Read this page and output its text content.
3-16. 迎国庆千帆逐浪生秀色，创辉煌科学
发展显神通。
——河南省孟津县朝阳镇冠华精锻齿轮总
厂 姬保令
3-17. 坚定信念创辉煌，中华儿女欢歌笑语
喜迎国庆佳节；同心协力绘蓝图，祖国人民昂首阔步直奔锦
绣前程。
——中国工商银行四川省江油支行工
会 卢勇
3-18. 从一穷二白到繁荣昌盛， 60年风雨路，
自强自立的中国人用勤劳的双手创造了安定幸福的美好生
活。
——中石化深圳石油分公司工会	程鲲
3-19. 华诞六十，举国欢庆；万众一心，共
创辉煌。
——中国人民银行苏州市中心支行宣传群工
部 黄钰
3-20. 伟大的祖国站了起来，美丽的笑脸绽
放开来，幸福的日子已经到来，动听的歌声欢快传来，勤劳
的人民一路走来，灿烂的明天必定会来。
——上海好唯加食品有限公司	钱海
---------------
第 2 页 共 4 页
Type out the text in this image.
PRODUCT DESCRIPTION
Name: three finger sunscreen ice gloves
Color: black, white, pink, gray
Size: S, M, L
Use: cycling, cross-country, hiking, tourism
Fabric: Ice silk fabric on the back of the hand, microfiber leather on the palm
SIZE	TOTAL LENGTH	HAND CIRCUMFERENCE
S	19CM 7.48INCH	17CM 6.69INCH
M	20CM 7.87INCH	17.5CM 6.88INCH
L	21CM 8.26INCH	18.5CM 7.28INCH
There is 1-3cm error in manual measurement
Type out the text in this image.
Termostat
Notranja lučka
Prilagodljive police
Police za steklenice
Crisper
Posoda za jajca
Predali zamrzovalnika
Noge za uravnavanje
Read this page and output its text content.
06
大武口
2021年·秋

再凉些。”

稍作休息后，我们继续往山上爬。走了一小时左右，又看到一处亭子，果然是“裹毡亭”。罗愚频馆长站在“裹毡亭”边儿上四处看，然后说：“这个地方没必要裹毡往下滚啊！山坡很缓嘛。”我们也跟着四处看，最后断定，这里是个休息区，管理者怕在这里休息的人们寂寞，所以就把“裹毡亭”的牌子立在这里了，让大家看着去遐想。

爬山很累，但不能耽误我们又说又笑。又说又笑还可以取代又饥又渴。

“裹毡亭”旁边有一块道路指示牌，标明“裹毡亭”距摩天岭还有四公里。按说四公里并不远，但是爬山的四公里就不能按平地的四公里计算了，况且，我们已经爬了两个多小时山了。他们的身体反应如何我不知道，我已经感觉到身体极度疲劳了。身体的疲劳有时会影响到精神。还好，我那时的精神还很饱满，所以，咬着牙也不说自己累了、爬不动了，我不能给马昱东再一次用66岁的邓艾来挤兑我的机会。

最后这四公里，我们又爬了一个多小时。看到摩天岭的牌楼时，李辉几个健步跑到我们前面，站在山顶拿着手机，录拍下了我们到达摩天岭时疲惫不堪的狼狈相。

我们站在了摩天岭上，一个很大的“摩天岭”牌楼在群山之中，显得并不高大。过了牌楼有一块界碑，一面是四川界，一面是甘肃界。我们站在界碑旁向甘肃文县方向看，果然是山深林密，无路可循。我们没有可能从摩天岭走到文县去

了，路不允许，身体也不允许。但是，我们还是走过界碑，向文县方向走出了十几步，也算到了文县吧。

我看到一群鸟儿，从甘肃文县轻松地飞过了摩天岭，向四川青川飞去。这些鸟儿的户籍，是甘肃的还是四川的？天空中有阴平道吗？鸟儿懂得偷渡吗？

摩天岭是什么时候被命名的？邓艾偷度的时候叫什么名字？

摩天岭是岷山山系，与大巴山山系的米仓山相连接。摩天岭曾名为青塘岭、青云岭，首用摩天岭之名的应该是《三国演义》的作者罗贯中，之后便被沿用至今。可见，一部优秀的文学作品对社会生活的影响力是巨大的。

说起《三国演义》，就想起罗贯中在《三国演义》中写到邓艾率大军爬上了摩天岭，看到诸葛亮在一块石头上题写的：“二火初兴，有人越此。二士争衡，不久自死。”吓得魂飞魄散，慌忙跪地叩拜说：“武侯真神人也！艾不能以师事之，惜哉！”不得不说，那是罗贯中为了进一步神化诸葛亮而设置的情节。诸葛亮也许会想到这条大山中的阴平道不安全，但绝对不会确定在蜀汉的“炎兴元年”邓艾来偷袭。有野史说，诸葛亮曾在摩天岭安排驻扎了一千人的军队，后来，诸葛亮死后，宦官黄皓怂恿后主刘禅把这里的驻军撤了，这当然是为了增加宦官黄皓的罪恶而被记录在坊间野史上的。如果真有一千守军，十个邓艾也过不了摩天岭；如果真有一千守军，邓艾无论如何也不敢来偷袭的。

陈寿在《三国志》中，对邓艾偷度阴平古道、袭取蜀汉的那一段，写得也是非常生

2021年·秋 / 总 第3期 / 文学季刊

> _DIRECTIONS FOR THIS TASK_:
Print the material above once more, exactly.

> _EXERCISE RESULT_:
Read this page and output its text content.
3-16. 迎国庆千帆逐浪生秀色，创辉煌科学
发展显神通。
——河南省孟津县朝阳镇冠华精锻齿轮总
厂 姬保令
3-17. 坚定信念创辉煌，中华儿女欢歌笑语
喜迎国庆佳节；同心协力绘蓝图，祖国人民昂首阔步直奔锦
绣前程。
——中国工商银行四川省江油支行工
会 卢勇
3-18. 从一穷二白到繁荣昌盛， 60年风雨路，
自强自立的中国人用勤劳的双手创造了安定幸福的美好生
活。
——中石化深圳石油分公司工会	程鲲
3-19. 华诞六十，举国欢庆；万众一心，共
创辉煌。
——中国人民银行苏州市中心支行宣传群工
部 黄钰
3-20. 伟大的祖国站了起来，美丽的笑脸绽
放开来，幸福的日子已经到来，动听的歌声欢快传来，勤劳
的人民一路走来，灿烂的明天必定会来。
——上海好唯加食品有限公司	钱海
---------------
第 2 页 共 4 页
Type out the text in this image.
PRODUCT DESCRIPTION
Name: three finger sunscreen ice gloves
Color: black, white, pink, gray
Size: S, M, L
Use: cycling, cross-country, hiking, tourism
Fabric: Ice silk fabric on the back of the hand, microfiber leather on the palm
SIZE	TOTAL LENGTH	HAND CIRCUMFERENCE
S	19CM 7.48INCH	17CM 6.69INCH
M	20CM 7.87INCH	17.5CM 6.88INCH
L	21CM 8.26INCH	18.5CM 7.28INCH
There is 1-3cm error in manual measurement
Type out the text in this image.
Termostat
Notranja lučka
Prilagodljive police
Police za steklenice
Crisper
Posoda za jajca
Predali zamrzovalnika
Noge za uravnavanje
Read this page and output its text content.
06
大武口
2021年·秋

再凉些。”

稍作休息后，我们继续往山上爬。走了一小时左右，又看到一处亭子，果然是“裹毡亭”。罗愚频馆长站在“裹毡亭”边儿上四处看，然后说：“这个地方没必要裹毡往下滚啊！山坡很缓嘛。”我们也跟着四处看，最后断定，这里是个休息区，管理者怕在这里休息的人们寂寞，所以就把“裹毡亭”的牌子立在这里了，让大家看着去遐想。

爬山很累，但不能耽误我们又说又笑。又说又笑还可以取代又饥又渴。

“裹毡亭”旁边有一块道路指示牌，标明“裹毡亭”距摩天岭还有四公里。按说四公里并不远，但是爬山的四公里就不能按平地的四公里计算了，况且，我们已经爬了两个多小时山了。他们的身体反应如何我不知道，我已经感觉到身体极度疲劳了。身体的疲劳有时会影响到精神。还好，我那时的精神还很饱满，所以，咬着牙也不说自己累了、爬不动了，我不能给马昱东再一次用66岁的邓艾来挤兑我的机会。

最后这四公里，我们又爬了一个多小时。看到摩天岭的牌楼时，李辉几个健步跑到我们前面，站在山顶拿着手机，录拍下了我们到达摩天岭时疲惫不堪的狼狈相。

我们站在了摩天岭上，一个很大的“摩天岭”牌楼在群山之中，显得并不高大。过了牌楼有一块界碑，一面是四川界，一面是甘肃界。我们站在界碑旁向甘肃文县方向看，果然是山深林密，无路可循。我们没有可能从摩天岭走到文县去

了，路不允许，身体也不允许。但是，我们还是走过界碑，向文县方向走出了十几步，也算到了文县吧。

我看到一群鸟儿，从甘肃文县轻松地飞过了摩天岭，向四川青川飞去。这些鸟儿的户籍，是甘肃的还是四川的？天空中有阴平道吗？鸟儿懂得偷渡吗？

摩天岭是什么时候被命名的？邓艾偷度的时候叫什么名字？

摩天岭是岷山山系，与大巴山山系的米仓山相连接。摩天岭曾名为青塘岭、青云岭，首用摩天岭之名的应该是《三国演义》的作者罗贯中，之后便被沿用至今。可见，一部优秀的文学作品对社会生活的影响力是巨大的。

说起《三国演义》，就想起罗贯中在《三国演义》中写到邓艾率大军爬上了摩天岭，看到诸葛亮在一块石头上题写的：“二火初兴，有人越此。二士争衡，不久自死。”吓得魂飞魄散，慌忙跪地叩拜说：“武侯真神人也！艾不能以师事之，惜哉！”不得不说，那是罗贯中为了进一步神化诸葛亮而设置的情节。诸葛亮也许会想到这条大山中的阴平道不安全，但绝对不会确定在蜀汉的“炎兴元年”邓艾来偷袭。有野史说，诸葛亮曾在摩天岭安排驻扎了一千人的军队，后来，诸葛亮死后，宦官黄皓怂恿后主刘禅把这里的驻军撤了，这当然是为了增加宦官黄皓的罪恶而被记录在坊间野史上的。如果真有一千守军，十个邓艾也过不了摩天岭；如果真有一千守军，邓艾无论如何也不敢来偷袭的。

陈寿在《三国志》中，对邓艾偷度阴平古道、袭取蜀汉的那一段，写得也是非常生

2021年·秋 / 总 第3期 / 文学季刊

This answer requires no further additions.